## EXERCISE PROMPT
Extract every entry word for word. Skip the pictures.

## ENTRIES SUPPLIED
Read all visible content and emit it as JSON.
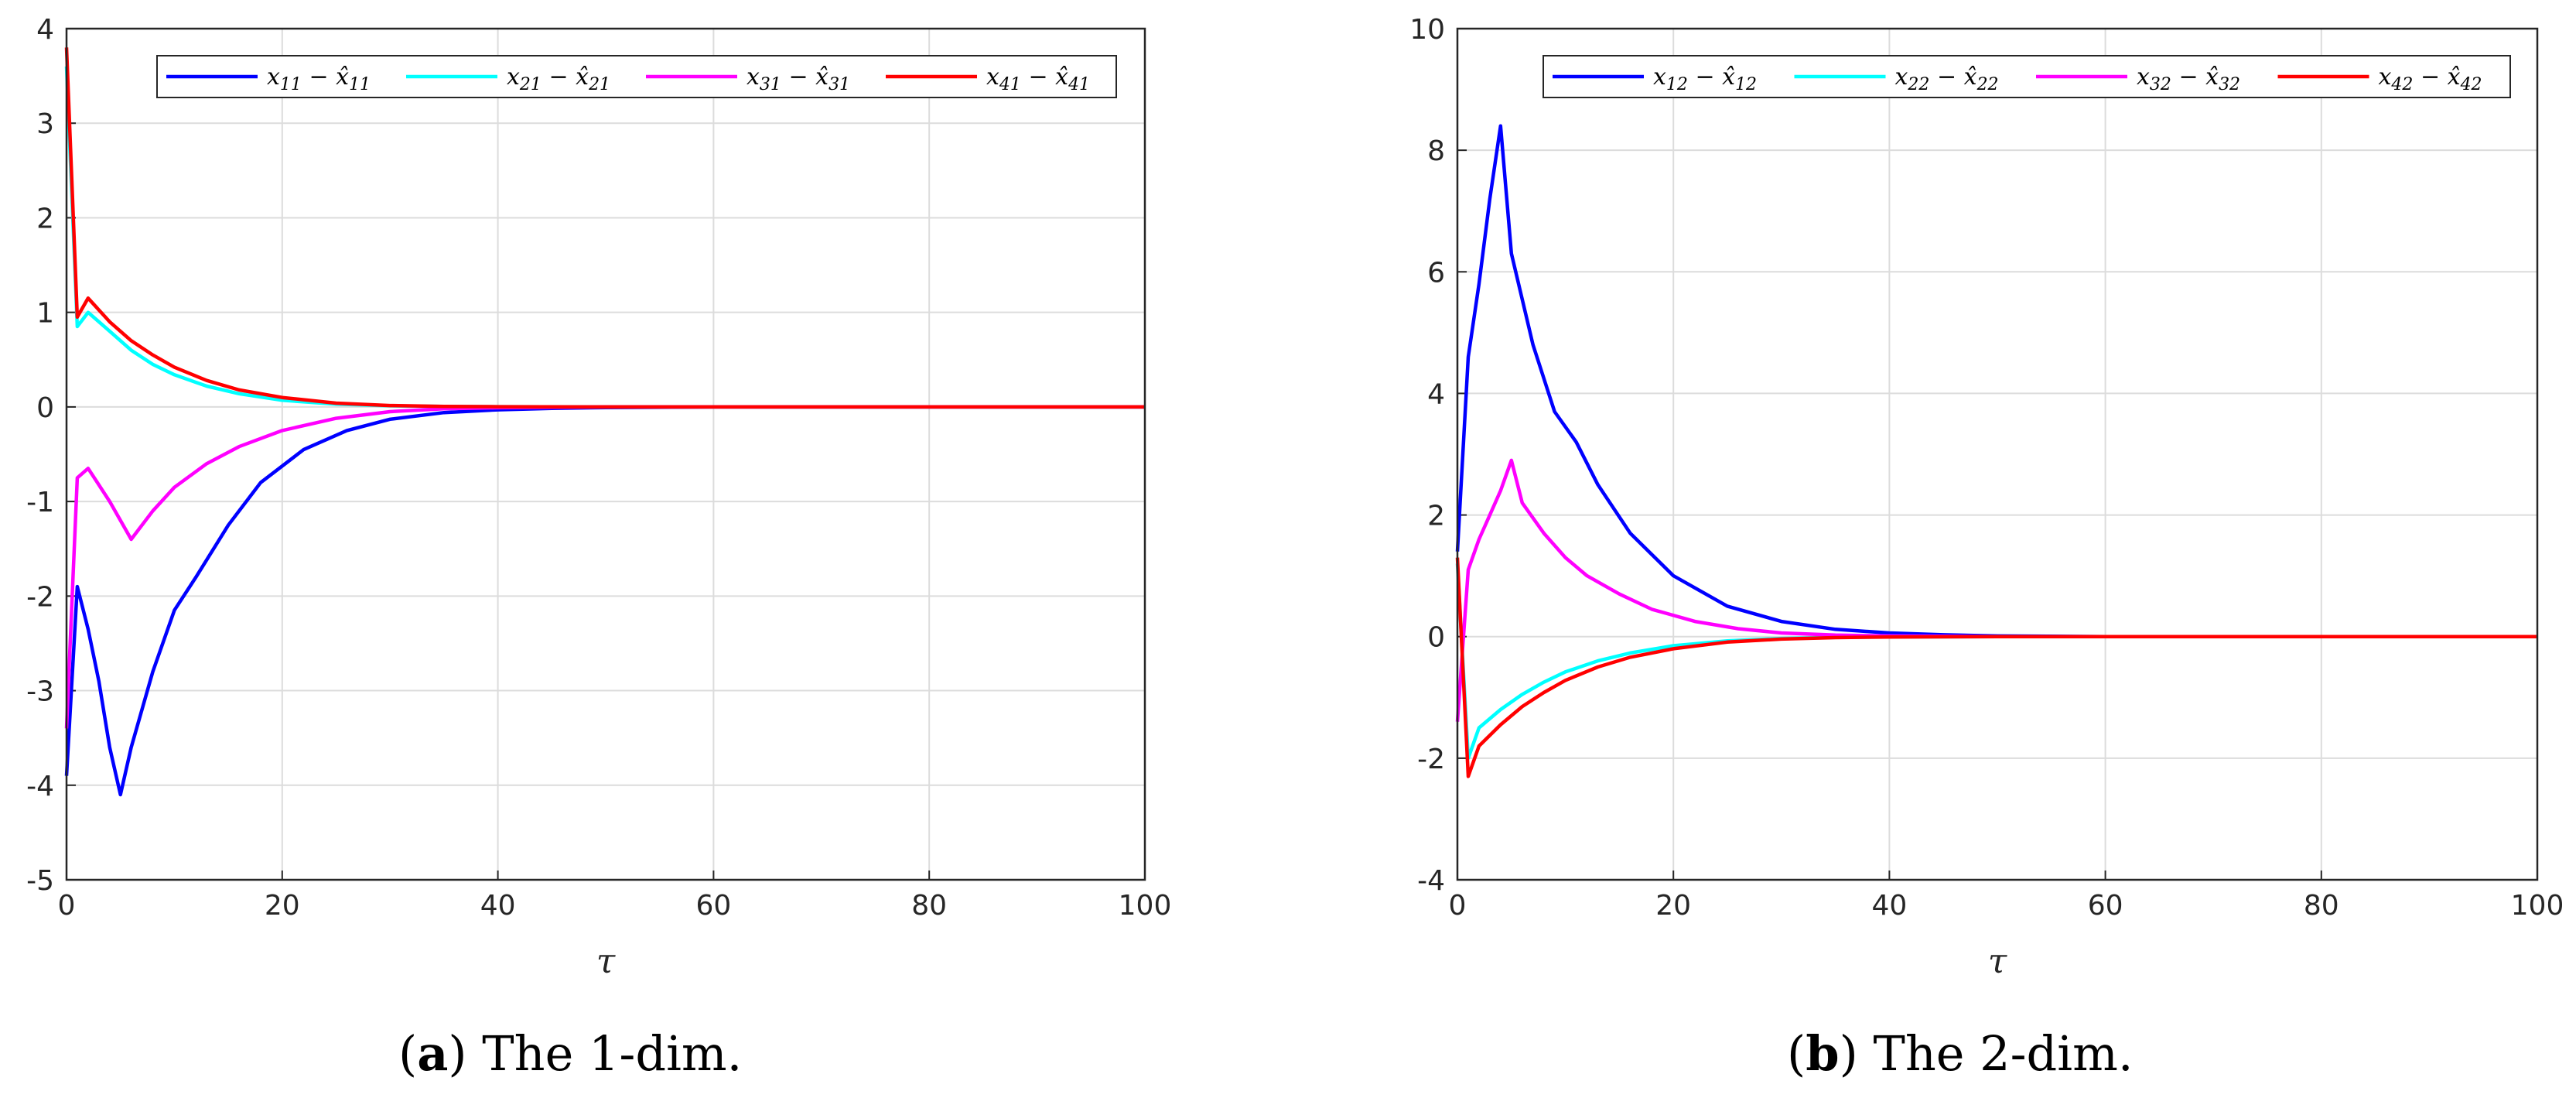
{
  "chart_data": [
    {
      "type": "line",
      "caption_label": "(a)",
      "caption_letter": "a",
      "caption_text": "The 1-dim.",
      "xlabel": "τ",
      "ylabel": "",
      "xlim": [
        0,
        100
      ],
      "ylim": [
        -5,
        4
      ],
      "xticks": [
        "0",
        "20",
        "40",
        "60",
        "80",
        "100"
      ],
      "yticks": [
        "-5",
        "-4",
        "-3",
        "-2",
        "-1",
        "0",
        "1",
        "2",
        "3",
        "4"
      ],
      "grid": true,
      "legend_position": "top",
      "series": [
        {
          "name": "x11 − x̂11",
          "legend_main": "x",
          "legend_sub": "11",
          "legend_hat": "x̂",
          "color": "#0000ff",
          "x": [
            0,
            1,
            2,
            3,
            4,
            5,
            6,
            8,
            10,
            12,
            15,
            18,
            22,
            26,
            30,
            35,
            40,
            45,
            50,
            60,
            70,
            80,
            90,
            100
          ],
          "y": [
            -3.9,
            -1.9,
            -2.35,
            -2.9,
            -3.6,
            -4.1,
            -3.6,
            -2.8,
            -2.15,
            -1.8,
            -1.25,
            -0.8,
            -0.45,
            -0.25,
            -0.13,
            -0.06,
            -0.03,
            -0.015,
            -0.007,
            0,
            0,
            0,
            0,
            0
          ]
        },
        {
          "name": "x21 − x̂21",
          "legend_main": "x",
          "legend_sub": "21",
          "legend_hat": "x̂",
          "color": "#00ffff",
          "x": [
            0,
            1,
            2,
            4,
            6,
            8,
            10,
            13,
            16,
            20,
            25,
            30,
            35,
            40,
            50,
            60,
            80,
            100
          ],
          "y": [
            3.6,
            0.85,
            1.0,
            0.8,
            0.6,
            0.45,
            0.34,
            0.22,
            0.14,
            0.07,
            0.03,
            0.012,
            0.005,
            0.002,
            0,
            0,
            0,
            0
          ]
        },
        {
          "name": "x31 − x̂31",
          "legend_main": "x",
          "legend_sub": "31",
          "legend_hat": "x̂",
          "color": "#ff00ff",
          "x": [
            0,
            1,
            2,
            4,
            6,
            8,
            10,
            13,
            16,
            20,
            25,
            30,
            35,
            40,
            50,
            60,
            80,
            100
          ],
          "y": [
            -3.4,
            -0.75,
            -0.65,
            -1.0,
            -1.4,
            -1.1,
            -0.85,
            -0.6,
            -0.42,
            -0.25,
            -0.12,
            -0.05,
            -0.02,
            -0.008,
            0,
            0,
            0,
            0
          ]
        },
        {
          "name": "x41 − x̂41",
          "legend_main": "x",
          "legend_sub": "41",
          "legend_hat": "x̂",
          "color": "#ff0000",
          "x": [
            0,
            1,
            2,
            4,
            6,
            8,
            10,
            13,
            16,
            20,
            25,
            30,
            35,
            40,
            50,
            60,
            80,
            100
          ],
          "y": [
            3.8,
            0.95,
            1.15,
            0.9,
            0.7,
            0.55,
            0.42,
            0.28,
            0.18,
            0.1,
            0.04,
            0.015,
            0.006,
            0.002,
            0,
            0,
            0,
            0
          ]
        }
      ]
    },
    {
      "type": "line",
      "caption_label": "(b)",
      "caption_letter": "b",
      "caption_text": "The 2-dim.",
      "xlabel": "τ",
      "ylabel": "",
      "xlim": [
        0,
        100
      ],
      "ylim": [
        -4,
        10
      ],
      "xticks": [
        "0",
        "20",
        "40",
        "60",
        "80",
        "100"
      ],
      "yticks": [
        "-4",
        "-2",
        "0",
        "2",
        "4",
        "6",
        "8",
        "10"
      ],
      "grid": true,
      "legend_position": "top",
      "series": [
        {
          "name": "x12 − x̂12",
          "legend_main": "x",
          "legend_sub": "12",
          "legend_hat": "x̂",
          "color": "#0000ff",
          "x": [
            0,
            1,
            2,
            3,
            4,
            5,
            7,
            9,
            11,
            13,
            16,
            20,
            25,
            30,
            35,
            40,
            45,
            50,
            60,
            70,
            80,
            100
          ],
          "y": [
            1.4,
            4.6,
            5.8,
            7.2,
            8.4,
            6.3,
            4.8,
            3.7,
            3.2,
            2.5,
            1.7,
            1.0,
            0.5,
            0.25,
            0.12,
            0.06,
            0.03,
            0.01,
            0,
            0,
            0,
            0
          ]
        },
        {
          "name": "x22 − x̂22",
          "legend_main": "x",
          "legend_sub": "22",
          "legend_hat": "x̂",
          "color": "#00ffff",
          "x": [
            0,
            1,
            2,
            4,
            6,
            8,
            10,
            13,
            16,
            20,
            25,
            30,
            35,
            40,
            50,
            60,
            80,
            100
          ],
          "y": [
            1.2,
            -2.0,
            -1.5,
            -1.2,
            -0.95,
            -0.75,
            -0.58,
            -0.4,
            -0.27,
            -0.15,
            -0.07,
            -0.03,
            -0.012,
            -0.005,
            0,
            0,
            0,
            0
          ]
        },
        {
          "name": "x32 − x̂32",
          "legend_main": "x",
          "legend_sub": "32",
          "legend_hat": "x̂",
          "color": "#ff00ff",
          "x": [
            0,
            1,
            2,
            3,
            4,
            5,
            6,
            8,
            10,
            12,
            15,
            18,
            22,
            26,
            30,
            35,
            40,
            50,
            60,
            80,
            100
          ],
          "y": [
            -1.4,
            1.1,
            1.6,
            2.0,
            2.4,
            2.9,
            2.2,
            1.7,
            1.3,
            1.0,
            0.7,
            0.45,
            0.25,
            0.13,
            0.06,
            0.025,
            0.01,
            0,
            0,
            0,
            0
          ]
        },
        {
          "name": "x42 − x̂42",
          "legend_main": "x",
          "legend_sub": "42",
          "legend_hat": "x̂",
          "color": "#ff0000",
          "x": [
            0,
            1,
            2,
            4,
            6,
            8,
            10,
            13,
            16,
            20,
            25,
            30,
            35,
            40,
            50,
            60,
            80,
            100
          ],
          "y": [
            1.3,
            -2.3,
            -1.8,
            -1.45,
            -1.15,
            -0.92,
            -0.72,
            -0.5,
            -0.34,
            -0.2,
            -0.09,
            -0.04,
            -0.016,
            -0.006,
            0,
            0,
            0,
            0
          ]
        }
      ]
    }
  ]
}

## OUTPUT FOR THIS EXERCISE
Read all visible content and emit it as JSON.
{
  "chart_data": [
    {
      "type": "line",
      "caption_label": "(a)",
      "caption_letter": "a",
      "caption_text": "The 1-dim.",
      "xlabel": "τ",
      "ylabel": "",
      "xlim": [
        0,
        100
      ],
      "ylim": [
        -5,
        4
      ],
      "xticks": [
        "0",
        "20",
        "40",
        "60",
        "80",
        "100"
      ],
      "yticks": [
        "-5",
        "-4",
        "-3",
        "-2",
        "-1",
        "0",
        "1",
        "2",
        "3",
        "4"
      ],
      "grid": true,
      "legend_position": "top",
      "series": [
        {
          "name": "x11 − x̂11",
          "legend_main": "x",
          "legend_sub": "11",
          "legend_hat": "x̂",
          "color": "#0000ff",
          "x": [
            0,
            1,
            2,
            3,
            4,
            5,
            6,
            8,
            10,
            12,
            15,
            18,
            22,
            26,
            30,
            35,
            40,
            45,
            50,
            60,
            70,
            80,
            90,
            100
          ],
          "y": [
            -3.9,
            -1.9,
            -2.35,
            -2.9,
            -3.6,
            -4.1,
            -3.6,
            -2.8,
            -2.15,
            -1.8,
            -1.25,
            -0.8,
            -0.45,
            -0.25,
            -0.13,
            -0.06,
            -0.03,
            -0.015,
            -0.007,
            0,
            0,
            0,
            0,
            0
          ]
        },
        {
          "name": "x21 − x̂21",
          "legend_main": "x",
          "legend_sub": "21",
          "legend_hat": "x̂",
          "color": "#00ffff",
          "x": [
            0,
            1,
            2,
            4,
            6,
            8,
            10,
            13,
            16,
            20,
            25,
            30,
            35,
            40,
            50,
            60,
            80,
            100
          ],
          "y": [
            3.6,
            0.85,
            1.0,
            0.8,
            0.6,
            0.45,
            0.34,
            0.22,
            0.14,
            0.07,
            0.03,
            0.012,
            0.005,
            0.002,
            0,
            0,
            0,
            0
          ]
        },
        {
          "name": "x31 − x̂31",
          "legend_main": "x",
          "legend_sub": "31",
          "legend_hat": "x̂",
          "color": "#ff00ff",
          "x": [
            0,
            1,
            2,
            4,
            6,
            8,
            10,
            13,
            16,
            20,
            25,
            30,
            35,
            40,
            50,
            60,
            80,
            100
          ],
          "y": [
            -3.4,
            -0.75,
            -0.65,
            -1.0,
            -1.4,
            -1.1,
            -0.85,
            -0.6,
            -0.42,
            -0.25,
            -0.12,
            -0.05,
            -0.02,
            -0.008,
            0,
            0,
            0,
            0
          ]
        },
        {
          "name": "x41 − x̂41",
          "legend_main": "x",
          "legend_sub": "41",
          "legend_hat": "x̂",
          "color": "#ff0000",
          "x": [
            0,
            1,
            2,
            4,
            6,
            8,
            10,
            13,
            16,
            20,
            25,
            30,
            35,
            40,
            50,
            60,
            80,
            100
          ],
          "y": [
            3.8,
            0.95,
            1.15,
            0.9,
            0.7,
            0.55,
            0.42,
            0.28,
            0.18,
            0.1,
            0.04,
            0.015,
            0.006,
            0.002,
            0,
            0,
            0,
            0
          ]
        }
      ]
    },
    {
      "type": "line",
      "caption_label": "(b)",
      "caption_letter": "b",
      "caption_text": "The 2-dim.",
      "xlabel": "τ",
      "ylabel": "",
      "xlim": [
        0,
        100
      ],
      "ylim": [
        -4,
        10
      ],
      "xticks": [
        "0",
        "20",
        "40",
        "60",
        "80",
        "100"
      ],
      "yticks": [
        "-4",
        "-2",
        "0",
        "2",
        "4",
        "6",
        "8",
        "10"
      ],
      "grid": true,
      "legend_position": "top",
      "series": [
        {
          "name": "x12 − x̂12",
          "legend_main": "x",
          "legend_sub": "12",
          "legend_hat": "x̂",
          "color": "#0000ff",
          "x": [
            0,
            1,
            2,
            3,
            4,
            5,
            7,
            9,
            11,
            13,
            16,
            20,
            25,
            30,
            35,
            40,
            45,
            50,
            60,
            70,
            80,
            100
          ],
          "y": [
            1.4,
            4.6,
            5.8,
            7.2,
            8.4,
            6.3,
            4.8,
            3.7,
            3.2,
            2.5,
            1.7,
            1.0,
            0.5,
            0.25,
            0.12,
            0.06,
            0.03,
            0.01,
            0,
            0,
            0,
            0
          ]
        },
        {
          "name": "x22 − x̂22",
          "legend_main": "x",
          "legend_sub": "22",
          "legend_hat": "x̂",
          "color": "#00ffff",
          "x": [
            0,
            1,
            2,
            4,
            6,
            8,
            10,
            13,
            16,
            20,
            25,
            30,
            35,
            40,
            50,
            60,
            80,
            100
          ],
          "y": [
            1.2,
            -2.0,
            -1.5,
            -1.2,
            -0.95,
            -0.75,
            -0.58,
            -0.4,
            -0.27,
            -0.15,
            -0.07,
            -0.03,
            -0.012,
            -0.005,
            0,
            0,
            0,
            0
          ]
        },
        {
          "name": "x32 − x̂32",
          "legend_main": "x",
          "legend_sub": "32",
          "legend_hat": "x̂",
          "color": "#ff00ff",
          "x": [
            0,
            1,
            2,
            3,
            4,
            5,
            6,
            8,
            10,
            12,
            15,
            18,
            22,
            26,
            30,
            35,
            40,
            50,
            60,
            80,
            100
          ],
          "y": [
            -1.4,
            1.1,
            1.6,
            2.0,
            2.4,
            2.9,
            2.2,
            1.7,
            1.3,
            1.0,
            0.7,
            0.45,
            0.25,
            0.13,
            0.06,
            0.025,
            0.01,
            0,
            0,
            0,
            0
          ]
        },
        {
          "name": "x42 − x̂42",
          "legend_main": "x",
          "legend_sub": "42",
          "legend_hat": "x̂",
          "color": "#ff0000",
          "x": [
            0,
            1,
            2,
            4,
            6,
            8,
            10,
            13,
            16,
            20,
            25,
            30,
            35,
            40,
            50,
            60,
            80,
            100
          ],
          "y": [
            1.3,
            -2.3,
            -1.8,
            -1.45,
            -1.15,
            -0.92,
            -0.72,
            -0.5,
            -0.34,
            -0.2,
            -0.09,
            -0.04,
            -0.016,
            -0.006,
            0,
            0,
            0,
            0
          ]
        }
      ]
    }
  ]
}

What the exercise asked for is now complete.